--- START OF Given records ---
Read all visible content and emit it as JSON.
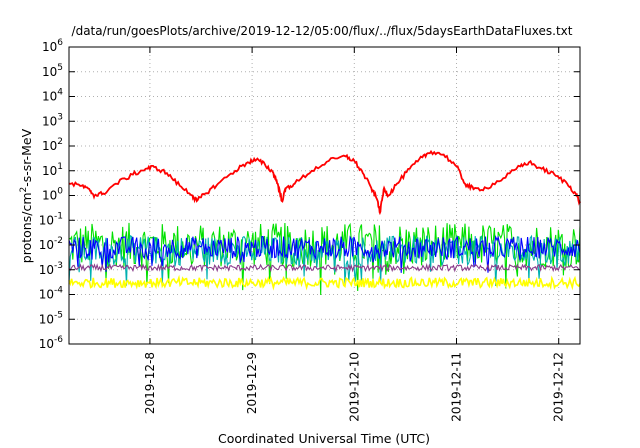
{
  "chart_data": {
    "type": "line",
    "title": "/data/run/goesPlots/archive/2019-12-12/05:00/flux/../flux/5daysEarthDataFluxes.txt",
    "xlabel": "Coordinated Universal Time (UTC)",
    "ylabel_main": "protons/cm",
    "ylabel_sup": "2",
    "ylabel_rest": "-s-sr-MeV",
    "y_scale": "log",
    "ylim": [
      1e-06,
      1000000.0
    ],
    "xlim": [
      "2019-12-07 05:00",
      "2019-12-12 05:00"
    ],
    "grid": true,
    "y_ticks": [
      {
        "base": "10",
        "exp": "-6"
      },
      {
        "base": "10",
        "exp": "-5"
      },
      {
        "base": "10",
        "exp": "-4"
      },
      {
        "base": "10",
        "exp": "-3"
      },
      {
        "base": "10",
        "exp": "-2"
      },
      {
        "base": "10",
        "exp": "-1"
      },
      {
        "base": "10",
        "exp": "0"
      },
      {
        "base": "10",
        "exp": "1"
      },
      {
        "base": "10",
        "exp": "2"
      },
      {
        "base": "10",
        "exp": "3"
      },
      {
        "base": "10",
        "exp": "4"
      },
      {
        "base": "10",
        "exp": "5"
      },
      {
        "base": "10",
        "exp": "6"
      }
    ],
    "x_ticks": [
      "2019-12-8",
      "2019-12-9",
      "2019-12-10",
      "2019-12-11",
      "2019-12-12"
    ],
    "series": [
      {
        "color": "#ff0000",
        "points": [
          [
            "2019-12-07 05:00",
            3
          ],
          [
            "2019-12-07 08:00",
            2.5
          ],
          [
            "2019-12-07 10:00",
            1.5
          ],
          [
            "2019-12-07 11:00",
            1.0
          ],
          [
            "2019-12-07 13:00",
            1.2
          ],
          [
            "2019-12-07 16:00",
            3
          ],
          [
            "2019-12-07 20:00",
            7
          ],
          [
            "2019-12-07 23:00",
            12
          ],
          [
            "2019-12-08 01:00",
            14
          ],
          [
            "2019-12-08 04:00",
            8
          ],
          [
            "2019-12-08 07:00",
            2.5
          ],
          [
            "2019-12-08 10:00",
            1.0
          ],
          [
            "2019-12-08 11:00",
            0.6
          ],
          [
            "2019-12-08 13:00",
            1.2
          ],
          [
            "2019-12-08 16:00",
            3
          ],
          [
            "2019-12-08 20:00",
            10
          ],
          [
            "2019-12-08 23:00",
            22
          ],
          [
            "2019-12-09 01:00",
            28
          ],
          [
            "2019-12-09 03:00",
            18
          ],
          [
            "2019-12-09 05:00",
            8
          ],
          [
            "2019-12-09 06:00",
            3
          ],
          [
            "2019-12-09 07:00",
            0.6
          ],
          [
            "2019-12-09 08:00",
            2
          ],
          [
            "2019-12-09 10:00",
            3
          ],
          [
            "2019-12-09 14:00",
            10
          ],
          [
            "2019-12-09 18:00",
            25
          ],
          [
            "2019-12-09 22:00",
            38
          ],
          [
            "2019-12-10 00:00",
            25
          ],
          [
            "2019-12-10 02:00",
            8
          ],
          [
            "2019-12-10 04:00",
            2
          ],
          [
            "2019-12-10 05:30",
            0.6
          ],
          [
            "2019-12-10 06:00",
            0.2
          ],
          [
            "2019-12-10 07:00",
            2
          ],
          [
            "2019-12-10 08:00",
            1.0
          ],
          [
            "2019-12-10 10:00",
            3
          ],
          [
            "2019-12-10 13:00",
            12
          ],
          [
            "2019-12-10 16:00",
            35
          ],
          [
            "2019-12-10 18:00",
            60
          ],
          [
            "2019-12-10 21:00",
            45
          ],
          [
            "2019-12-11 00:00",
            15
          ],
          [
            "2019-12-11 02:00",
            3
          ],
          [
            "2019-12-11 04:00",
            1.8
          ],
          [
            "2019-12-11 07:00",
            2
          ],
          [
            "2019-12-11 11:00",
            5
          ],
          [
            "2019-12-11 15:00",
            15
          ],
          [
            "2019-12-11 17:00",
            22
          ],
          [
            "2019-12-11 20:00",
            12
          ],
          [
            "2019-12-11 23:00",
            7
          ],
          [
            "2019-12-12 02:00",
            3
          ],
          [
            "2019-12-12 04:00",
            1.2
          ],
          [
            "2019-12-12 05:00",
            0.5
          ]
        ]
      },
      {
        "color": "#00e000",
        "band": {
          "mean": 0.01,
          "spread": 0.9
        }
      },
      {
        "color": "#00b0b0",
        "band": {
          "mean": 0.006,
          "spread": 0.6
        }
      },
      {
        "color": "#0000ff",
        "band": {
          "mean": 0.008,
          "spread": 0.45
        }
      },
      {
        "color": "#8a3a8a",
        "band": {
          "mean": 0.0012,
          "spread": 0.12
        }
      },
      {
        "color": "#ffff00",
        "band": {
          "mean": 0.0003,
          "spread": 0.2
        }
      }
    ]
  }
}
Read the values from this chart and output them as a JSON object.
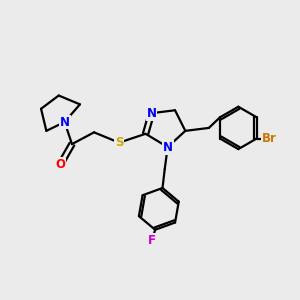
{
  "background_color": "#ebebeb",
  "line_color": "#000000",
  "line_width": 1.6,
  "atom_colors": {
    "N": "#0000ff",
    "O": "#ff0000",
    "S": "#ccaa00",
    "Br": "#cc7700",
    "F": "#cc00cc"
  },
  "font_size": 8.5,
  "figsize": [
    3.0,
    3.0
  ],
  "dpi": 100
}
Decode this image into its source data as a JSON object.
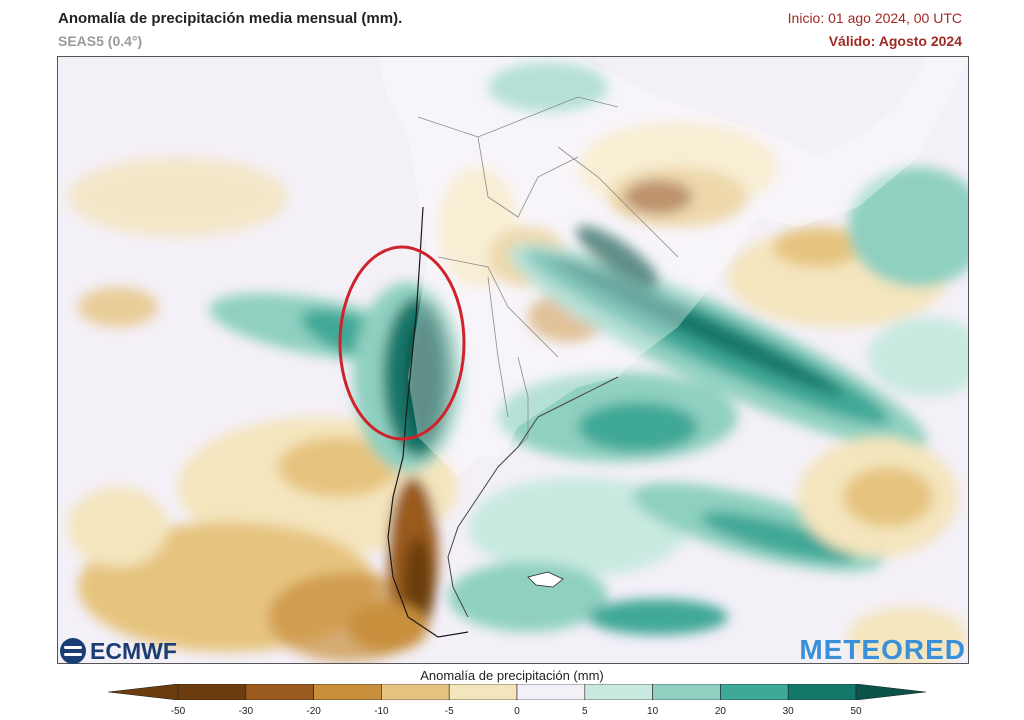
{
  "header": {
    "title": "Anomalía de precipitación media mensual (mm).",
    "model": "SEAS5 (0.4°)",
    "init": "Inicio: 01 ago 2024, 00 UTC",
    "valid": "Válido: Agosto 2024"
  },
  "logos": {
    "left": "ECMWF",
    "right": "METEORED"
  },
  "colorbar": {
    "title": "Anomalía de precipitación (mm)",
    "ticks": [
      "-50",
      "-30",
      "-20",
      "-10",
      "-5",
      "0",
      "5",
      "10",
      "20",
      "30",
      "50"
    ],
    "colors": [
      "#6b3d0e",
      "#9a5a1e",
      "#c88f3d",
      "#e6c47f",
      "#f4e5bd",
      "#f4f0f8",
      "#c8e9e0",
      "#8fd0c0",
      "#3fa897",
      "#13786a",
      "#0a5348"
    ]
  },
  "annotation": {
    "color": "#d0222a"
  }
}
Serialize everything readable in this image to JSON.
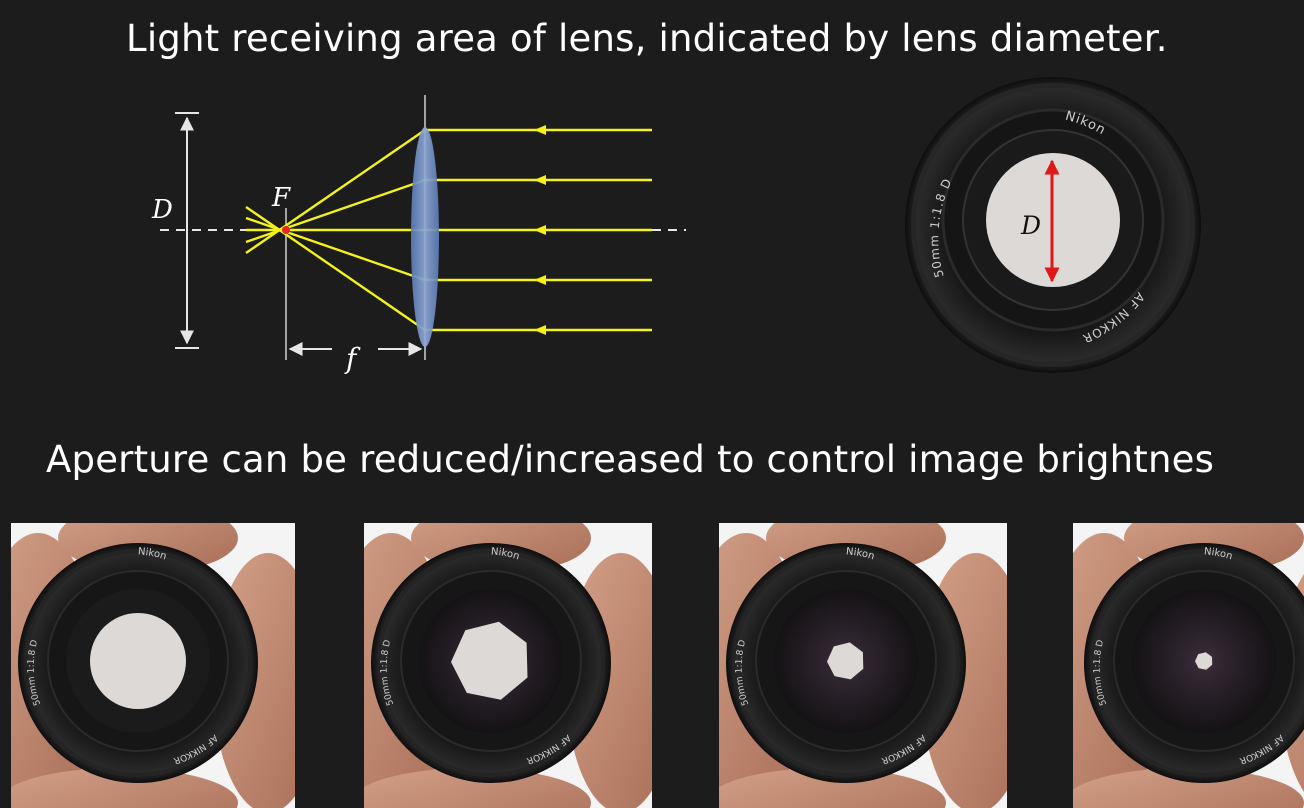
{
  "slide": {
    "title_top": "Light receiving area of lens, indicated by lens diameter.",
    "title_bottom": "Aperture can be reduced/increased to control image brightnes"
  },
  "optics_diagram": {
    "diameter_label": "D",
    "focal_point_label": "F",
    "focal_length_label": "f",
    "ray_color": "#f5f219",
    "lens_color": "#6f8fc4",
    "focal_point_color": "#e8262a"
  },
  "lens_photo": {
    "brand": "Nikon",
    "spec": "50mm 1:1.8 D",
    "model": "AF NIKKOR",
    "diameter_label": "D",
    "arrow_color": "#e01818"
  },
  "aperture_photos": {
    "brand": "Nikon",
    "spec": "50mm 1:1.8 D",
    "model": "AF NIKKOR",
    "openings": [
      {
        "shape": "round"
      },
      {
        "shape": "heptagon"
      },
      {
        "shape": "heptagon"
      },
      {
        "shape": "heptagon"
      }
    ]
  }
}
--- END OF Given records ---
■ **Requirements**: Copy out each line of the data containing the string "precipitación".

■ **Right answer**:
    "title": "Anomalía de precipitación media mensual (mm).",
    "title": "Anomalía de precipitación (mm)",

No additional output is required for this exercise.